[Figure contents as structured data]
☆ ☆ ☆ ☆ ☆ ☆ ☆
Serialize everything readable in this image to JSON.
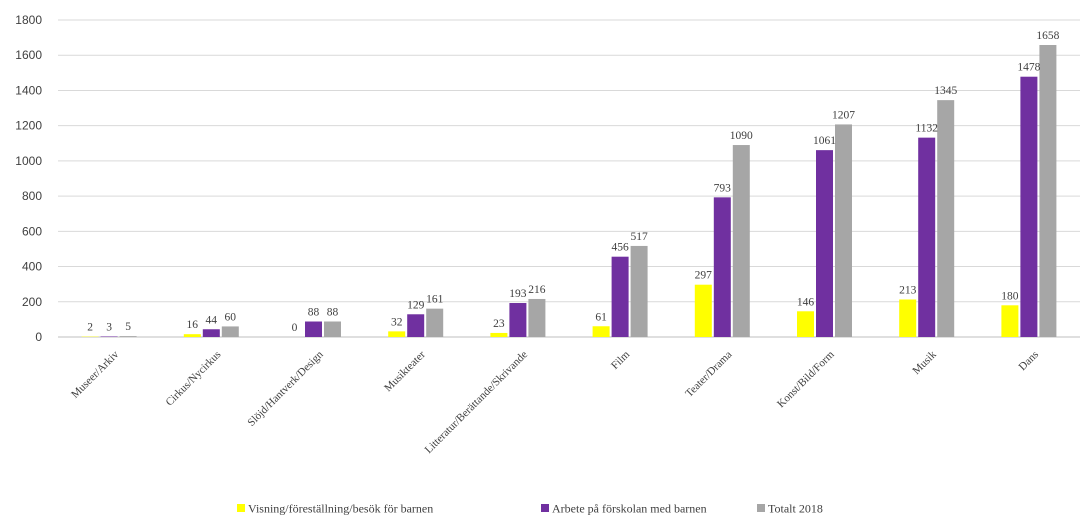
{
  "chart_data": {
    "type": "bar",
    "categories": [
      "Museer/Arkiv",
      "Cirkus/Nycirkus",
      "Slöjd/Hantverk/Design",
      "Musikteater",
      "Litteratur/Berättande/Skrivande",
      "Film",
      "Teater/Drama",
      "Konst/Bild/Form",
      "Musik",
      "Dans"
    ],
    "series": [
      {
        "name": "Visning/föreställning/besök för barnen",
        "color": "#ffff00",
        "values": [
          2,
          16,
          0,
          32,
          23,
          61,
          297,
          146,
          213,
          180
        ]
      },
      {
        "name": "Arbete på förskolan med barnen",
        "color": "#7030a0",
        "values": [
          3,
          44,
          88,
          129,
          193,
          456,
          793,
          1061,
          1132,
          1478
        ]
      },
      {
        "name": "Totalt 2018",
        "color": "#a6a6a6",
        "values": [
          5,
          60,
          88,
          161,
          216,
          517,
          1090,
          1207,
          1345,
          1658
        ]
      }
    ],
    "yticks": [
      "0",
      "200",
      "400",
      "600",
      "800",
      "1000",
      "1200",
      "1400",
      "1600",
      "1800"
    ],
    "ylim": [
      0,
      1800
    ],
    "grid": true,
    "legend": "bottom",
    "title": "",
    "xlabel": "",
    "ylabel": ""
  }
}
☆ ☆ ☆ ☆ ☆ ☆ ☆
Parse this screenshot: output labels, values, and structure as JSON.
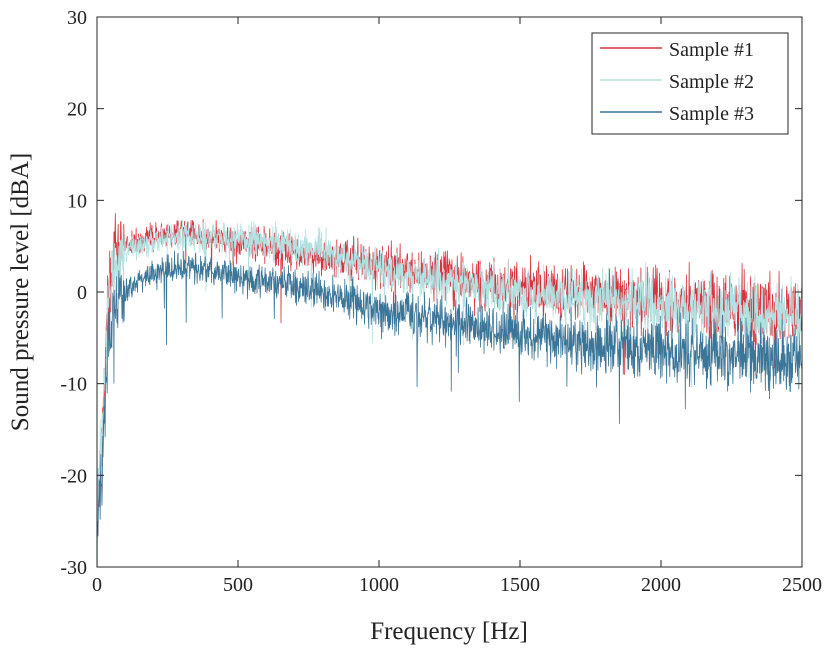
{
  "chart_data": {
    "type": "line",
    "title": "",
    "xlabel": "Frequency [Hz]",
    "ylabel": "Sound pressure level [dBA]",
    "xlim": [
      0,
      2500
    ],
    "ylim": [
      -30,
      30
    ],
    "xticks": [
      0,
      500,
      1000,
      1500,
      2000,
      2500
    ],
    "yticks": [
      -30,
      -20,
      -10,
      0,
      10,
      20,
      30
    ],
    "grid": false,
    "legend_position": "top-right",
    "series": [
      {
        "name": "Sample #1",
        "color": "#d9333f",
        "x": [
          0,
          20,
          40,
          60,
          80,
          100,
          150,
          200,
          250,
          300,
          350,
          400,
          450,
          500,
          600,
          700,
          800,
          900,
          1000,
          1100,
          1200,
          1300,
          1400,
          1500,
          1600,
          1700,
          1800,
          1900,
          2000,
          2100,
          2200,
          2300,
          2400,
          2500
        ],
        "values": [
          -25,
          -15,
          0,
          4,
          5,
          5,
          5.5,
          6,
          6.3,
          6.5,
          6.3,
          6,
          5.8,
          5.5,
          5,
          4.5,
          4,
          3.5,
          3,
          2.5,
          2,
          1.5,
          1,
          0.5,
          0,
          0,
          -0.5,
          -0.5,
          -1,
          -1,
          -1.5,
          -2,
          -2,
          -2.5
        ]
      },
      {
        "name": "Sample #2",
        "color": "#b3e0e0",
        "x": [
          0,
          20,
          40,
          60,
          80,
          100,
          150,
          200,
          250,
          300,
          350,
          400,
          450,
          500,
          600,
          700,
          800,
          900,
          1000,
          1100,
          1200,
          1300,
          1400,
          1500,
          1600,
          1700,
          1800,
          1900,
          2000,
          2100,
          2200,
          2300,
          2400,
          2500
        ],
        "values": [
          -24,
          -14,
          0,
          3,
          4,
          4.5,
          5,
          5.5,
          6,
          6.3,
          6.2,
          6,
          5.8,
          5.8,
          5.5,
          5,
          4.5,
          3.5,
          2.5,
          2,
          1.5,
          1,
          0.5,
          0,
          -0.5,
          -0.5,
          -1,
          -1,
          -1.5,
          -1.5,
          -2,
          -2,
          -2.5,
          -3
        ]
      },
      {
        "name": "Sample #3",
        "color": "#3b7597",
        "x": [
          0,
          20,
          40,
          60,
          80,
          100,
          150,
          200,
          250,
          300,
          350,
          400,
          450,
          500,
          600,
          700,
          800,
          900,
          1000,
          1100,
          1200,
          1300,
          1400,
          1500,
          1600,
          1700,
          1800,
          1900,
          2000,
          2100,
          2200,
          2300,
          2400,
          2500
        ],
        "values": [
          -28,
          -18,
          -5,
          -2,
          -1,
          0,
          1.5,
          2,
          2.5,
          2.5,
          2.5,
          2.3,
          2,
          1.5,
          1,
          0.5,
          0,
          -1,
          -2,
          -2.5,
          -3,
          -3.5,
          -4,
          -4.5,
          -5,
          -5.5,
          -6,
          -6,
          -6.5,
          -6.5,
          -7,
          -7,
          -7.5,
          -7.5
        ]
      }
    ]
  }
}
☆ ☆ ☆ ☆ ☆ ☆ ☆
What the exercise asks ▸
Return each line of the listing that holds the string "color".

Exercise response ▸
        "color": "#ffff00",
        "color": "#7030a0",
        "color": "#a6a6a6",
        "color": "#d9333f",
        "color": "#b3e0e0",
        "color": "#3b7597",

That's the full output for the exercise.